Search the entries for the word "oder" and pull out each line that has it.

☆ ☆ ☆ ☆ ☆

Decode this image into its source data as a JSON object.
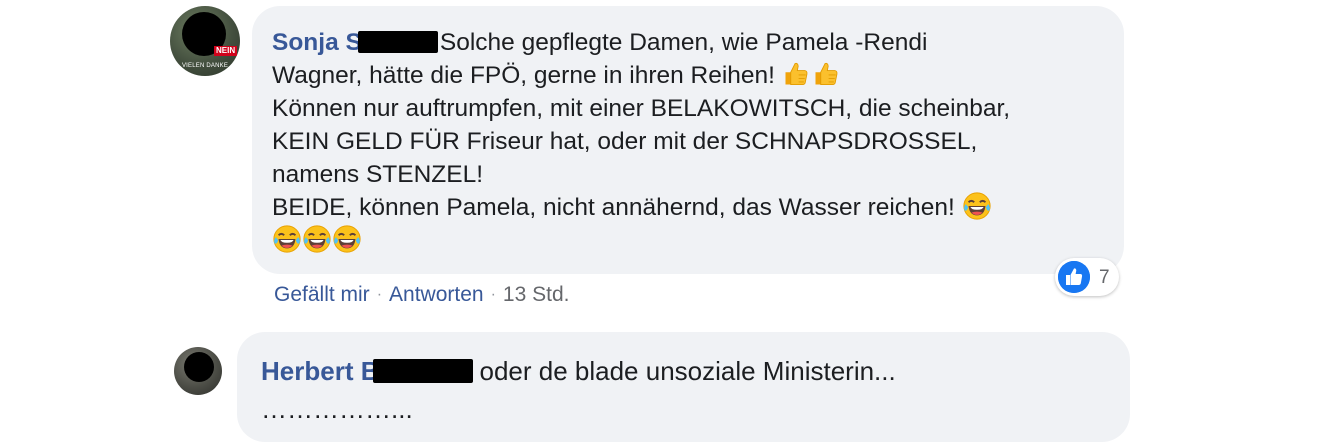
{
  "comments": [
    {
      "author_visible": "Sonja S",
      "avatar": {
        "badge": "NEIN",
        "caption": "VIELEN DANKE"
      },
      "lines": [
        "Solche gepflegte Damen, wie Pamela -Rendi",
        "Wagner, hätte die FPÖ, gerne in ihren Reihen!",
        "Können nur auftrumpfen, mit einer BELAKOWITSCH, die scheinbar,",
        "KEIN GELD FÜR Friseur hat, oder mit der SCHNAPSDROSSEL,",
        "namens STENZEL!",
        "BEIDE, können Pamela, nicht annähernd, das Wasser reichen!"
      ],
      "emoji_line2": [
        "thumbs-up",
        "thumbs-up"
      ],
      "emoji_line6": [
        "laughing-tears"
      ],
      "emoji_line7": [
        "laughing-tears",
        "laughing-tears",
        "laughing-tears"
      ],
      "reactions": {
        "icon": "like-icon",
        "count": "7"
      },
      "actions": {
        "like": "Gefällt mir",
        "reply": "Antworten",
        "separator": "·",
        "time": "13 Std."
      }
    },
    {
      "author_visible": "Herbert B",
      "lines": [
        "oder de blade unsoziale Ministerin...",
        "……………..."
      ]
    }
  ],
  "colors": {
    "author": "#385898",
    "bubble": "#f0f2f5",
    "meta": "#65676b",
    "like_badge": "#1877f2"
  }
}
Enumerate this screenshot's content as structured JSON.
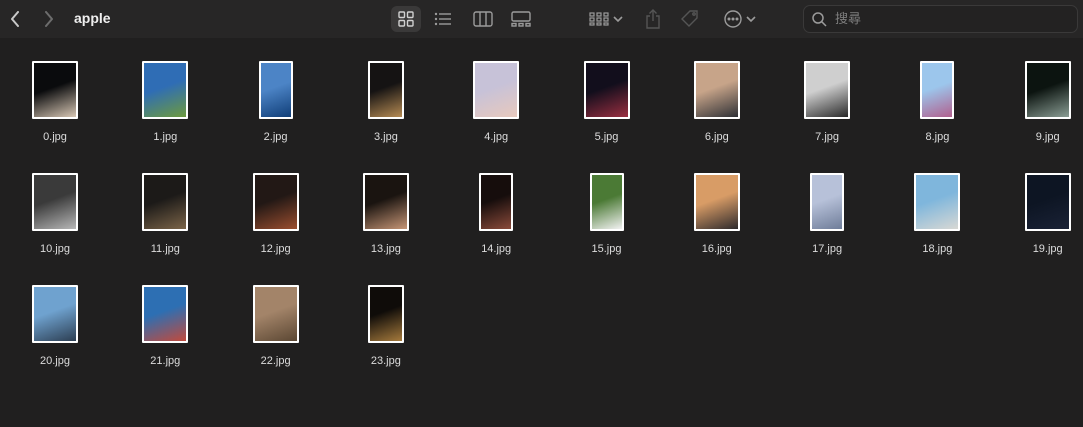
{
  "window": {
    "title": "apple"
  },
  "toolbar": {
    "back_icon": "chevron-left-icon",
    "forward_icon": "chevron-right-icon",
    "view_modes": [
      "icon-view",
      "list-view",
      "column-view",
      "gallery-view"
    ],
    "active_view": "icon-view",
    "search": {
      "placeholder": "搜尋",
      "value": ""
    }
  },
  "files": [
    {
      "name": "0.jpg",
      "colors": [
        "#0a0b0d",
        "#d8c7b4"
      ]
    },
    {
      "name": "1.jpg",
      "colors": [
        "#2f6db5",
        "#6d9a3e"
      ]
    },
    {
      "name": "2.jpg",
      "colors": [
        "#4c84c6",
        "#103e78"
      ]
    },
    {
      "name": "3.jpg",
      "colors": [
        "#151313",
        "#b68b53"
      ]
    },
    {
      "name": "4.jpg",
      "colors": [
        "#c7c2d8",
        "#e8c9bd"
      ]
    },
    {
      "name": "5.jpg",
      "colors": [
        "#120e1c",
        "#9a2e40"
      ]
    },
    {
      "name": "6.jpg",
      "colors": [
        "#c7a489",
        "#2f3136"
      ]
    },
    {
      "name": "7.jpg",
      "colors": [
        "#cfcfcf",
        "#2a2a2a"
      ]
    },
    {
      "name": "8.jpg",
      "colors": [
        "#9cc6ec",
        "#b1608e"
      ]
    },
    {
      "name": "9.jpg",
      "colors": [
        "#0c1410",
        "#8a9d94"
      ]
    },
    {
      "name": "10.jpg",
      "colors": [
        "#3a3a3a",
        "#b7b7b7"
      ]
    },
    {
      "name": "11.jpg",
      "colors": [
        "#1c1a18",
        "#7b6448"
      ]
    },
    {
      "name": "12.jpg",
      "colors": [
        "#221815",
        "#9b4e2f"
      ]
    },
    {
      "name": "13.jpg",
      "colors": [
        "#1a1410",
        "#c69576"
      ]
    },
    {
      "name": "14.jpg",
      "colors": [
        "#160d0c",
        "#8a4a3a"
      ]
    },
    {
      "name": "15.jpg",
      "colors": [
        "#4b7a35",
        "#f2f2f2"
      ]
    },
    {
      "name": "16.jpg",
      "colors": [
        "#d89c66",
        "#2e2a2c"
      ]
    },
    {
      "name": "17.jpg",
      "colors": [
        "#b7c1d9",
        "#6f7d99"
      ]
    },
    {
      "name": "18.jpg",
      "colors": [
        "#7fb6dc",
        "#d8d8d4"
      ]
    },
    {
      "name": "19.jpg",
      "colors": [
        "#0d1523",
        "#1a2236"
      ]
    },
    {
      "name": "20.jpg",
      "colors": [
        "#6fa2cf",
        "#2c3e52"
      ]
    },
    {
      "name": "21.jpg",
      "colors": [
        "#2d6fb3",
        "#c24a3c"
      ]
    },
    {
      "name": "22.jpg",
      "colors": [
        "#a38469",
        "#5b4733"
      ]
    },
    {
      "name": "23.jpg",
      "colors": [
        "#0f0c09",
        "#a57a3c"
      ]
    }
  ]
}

☆ ☆ ☆ ☆ ☆

**Response for this exercise:**
        "KEIN GELD FÜR Friseur hat, oder mit der SCHNAPSDROSSEL,",
        "oder de blade unsoziale Ministerin...",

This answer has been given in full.